Give the entries again exactly, every one of them.

____

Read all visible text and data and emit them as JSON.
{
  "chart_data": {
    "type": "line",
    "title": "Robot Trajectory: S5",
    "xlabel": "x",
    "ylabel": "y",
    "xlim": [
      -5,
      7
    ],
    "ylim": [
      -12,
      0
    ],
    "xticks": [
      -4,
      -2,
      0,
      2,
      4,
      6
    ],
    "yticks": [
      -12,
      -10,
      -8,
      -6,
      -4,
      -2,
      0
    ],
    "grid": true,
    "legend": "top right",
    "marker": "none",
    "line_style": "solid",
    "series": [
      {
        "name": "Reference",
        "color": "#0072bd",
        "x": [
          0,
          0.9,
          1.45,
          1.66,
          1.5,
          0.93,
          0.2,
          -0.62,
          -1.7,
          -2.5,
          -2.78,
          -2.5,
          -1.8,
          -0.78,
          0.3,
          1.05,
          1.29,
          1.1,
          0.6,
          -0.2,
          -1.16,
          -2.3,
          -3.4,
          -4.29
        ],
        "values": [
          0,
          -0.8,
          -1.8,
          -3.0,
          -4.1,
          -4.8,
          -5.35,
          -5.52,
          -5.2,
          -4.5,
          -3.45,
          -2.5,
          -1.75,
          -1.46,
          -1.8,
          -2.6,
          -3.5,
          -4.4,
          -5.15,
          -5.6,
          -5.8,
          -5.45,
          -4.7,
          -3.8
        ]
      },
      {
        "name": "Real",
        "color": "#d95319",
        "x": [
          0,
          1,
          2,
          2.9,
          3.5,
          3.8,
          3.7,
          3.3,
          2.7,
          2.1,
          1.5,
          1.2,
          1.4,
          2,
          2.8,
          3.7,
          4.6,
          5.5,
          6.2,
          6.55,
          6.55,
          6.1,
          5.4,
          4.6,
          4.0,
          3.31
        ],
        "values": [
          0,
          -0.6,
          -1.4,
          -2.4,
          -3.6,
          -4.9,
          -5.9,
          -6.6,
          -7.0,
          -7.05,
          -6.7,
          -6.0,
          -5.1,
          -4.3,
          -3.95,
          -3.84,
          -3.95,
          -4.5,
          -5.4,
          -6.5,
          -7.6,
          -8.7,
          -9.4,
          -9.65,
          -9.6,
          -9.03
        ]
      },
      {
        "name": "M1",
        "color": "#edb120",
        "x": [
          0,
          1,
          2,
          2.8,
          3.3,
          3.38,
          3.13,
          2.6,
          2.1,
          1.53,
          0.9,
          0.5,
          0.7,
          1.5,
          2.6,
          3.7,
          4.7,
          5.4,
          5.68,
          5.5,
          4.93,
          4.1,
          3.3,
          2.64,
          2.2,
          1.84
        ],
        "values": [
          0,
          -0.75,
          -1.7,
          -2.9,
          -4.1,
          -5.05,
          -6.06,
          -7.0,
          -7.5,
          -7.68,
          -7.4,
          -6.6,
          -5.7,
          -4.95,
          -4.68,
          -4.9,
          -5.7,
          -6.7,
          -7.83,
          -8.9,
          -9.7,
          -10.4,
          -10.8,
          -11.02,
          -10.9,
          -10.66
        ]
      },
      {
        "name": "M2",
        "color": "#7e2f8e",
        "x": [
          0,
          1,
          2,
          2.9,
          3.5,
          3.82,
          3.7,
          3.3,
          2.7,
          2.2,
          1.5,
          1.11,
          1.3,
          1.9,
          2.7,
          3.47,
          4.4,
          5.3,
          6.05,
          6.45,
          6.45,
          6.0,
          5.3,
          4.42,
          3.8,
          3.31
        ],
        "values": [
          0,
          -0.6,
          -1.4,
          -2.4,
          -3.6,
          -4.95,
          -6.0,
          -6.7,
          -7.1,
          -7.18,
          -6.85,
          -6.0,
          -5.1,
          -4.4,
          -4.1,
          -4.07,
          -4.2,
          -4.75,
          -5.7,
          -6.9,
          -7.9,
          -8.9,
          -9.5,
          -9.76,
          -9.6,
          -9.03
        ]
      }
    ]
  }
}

____

Solution to the problem:
Read all visible text and data and emit them as JSON.
{
  "chart_data": {
    "type": "line",
    "title": "Robot Trajectory: S5",
    "xlabel": "x",
    "ylabel": "y",
    "xlim": [
      -5,
      7
    ],
    "ylim": [
      -12,
      0
    ],
    "xticks": [
      -4,
      -2,
      0,
      2,
      4,
      6
    ],
    "yticks": [
      -12,
      -10,
      -8,
      -6,
      -4,
      -2,
      0
    ],
    "grid": true,
    "legend": "top right",
    "marker": "none",
    "line_style": "solid",
    "series": [
      {
        "name": "Reference",
        "color": "#0072bd",
        "x": [
          0,
          0.9,
          1.45,
          1.66,
          1.5,
          0.93,
          0.2,
          -0.62,
          -1.7,
          -2.5,
          -2.78,
          -2.5,
          -1.8,
          -0.78,
          0.3,
          1.05,
          1.29,
          1.1,
          0.6,
          -0.2,
          -1.16,
          -2.3,
          -3.4,
          -4.29
        ],
        "values": [
          0,
          -0.8,
          -1.8,
          -3.0,
          -4.1,
          -4.8,
          -5.35,
          -5.52,
          -5.2,
          -4.5,
          -3.45,
          -2.5,
          -1.75,
          -1.46,
          -1.8,
          -2.6,
          -3.5,
          -4.4,
          -5.15,
          -5.6,
          -5.8,
          -5.45,
          -4.7,
          -3.8
        ]
      },
      {
        "name": "Real",
        "color": "#d95319",
        "x": [
          0,
          1,
          2,
          2.9,
          3.5,
          3.8,
          3.7,
          3.3,
          2.7,
          2.1,
          1.5,
          1.2,
          1.4,
          2,
          2.8,
          3.7,
          4.6,
          5.5,
          6.2,
          6.55,
          6.55,
          6.1,
          5.4,
          4.6,
          4.0,
          3.31
        ],
        "values": [
          0,
          -0.6,
          -1.4,
          -2.4,
          -3.6,
          -4.9,
          -5.9,
          -6.6,
          -7.0,
          -7.05,
          -6.7,
          -6.0,
          -5.1,
          -4.3,
          -3.95,
          -3.84,
          -3.95,
          -4.5,
          -5.4,
          -6.5,
          -7.6,
          -8.7,
          -9.4,
          -9.65,
          -9.6,
          -9.03
        ]
      },
      {
        "name": "M1",
        "color": "#edb120",
        "x": [
          0,
          1,
          2,
          2.8,
          3.3,
          3.38,
          3.13,
          2.6,
          2.1,
          1.53,
          0.9,
          0.5,
          0.7,
          1.5,
          2.6,
          3.7,
          4.7,
          5.4,
          5.68,
          5.5,
          4.93,
          4.1,
          3.3,
          2.64,
          2.2,
          1.84
        ],
        "values": [
          0,
          -0.75,
          -1.7,
          -2.9,
          -4.1,
          -5.05,
          -6.06,
          -7.0,
          -7.5,
          -7.68,
          -7.4,
          -6.6,
          -5.7,
          -4.95,
          -4.68,
          -4.9,
          -5.7,
          -6.7,
          -7.83,
          -8.9,
          -9.7,
          -10.4,
          -10.8,
          -11.02,
          -10.9,
          -10.66
        ]
      },
      {
        "name": "M2",
        "color": "#7e2f8e",
        "x": [
          0,
          1,
          2,
          2.9,
          3.5,
          3.82,
          3.7,
          3.3,
          2.7,
          2.2,
          1.5,
          1.11,
          1.3,
          1.9,
          2.7,
          3.47,
          4.4,
          5.3,
          6.05,
          6.45,
          6.45,
          6.0,
          5.3,
          4.42,
          3.8,
          3.31
        ],
        "values": [
          0,
          -0.6,
          -1.4,
          -2.4,
          -3.6,
          -4.95,
          -6.0,
          -6.7,
          -7.1,
          -7.18,
          -6.85,
          -6.0,
          -5.1,
          -4.4,
          -4.1,
          -4.07,
          -4.2,
          -4.75,
          -5.7,
          -6.9,
          -7.9,
          -8.9,
          -9.5,
          -9.76,
          -9.6,
          -9.03
        ]
      }
    ]
  }
}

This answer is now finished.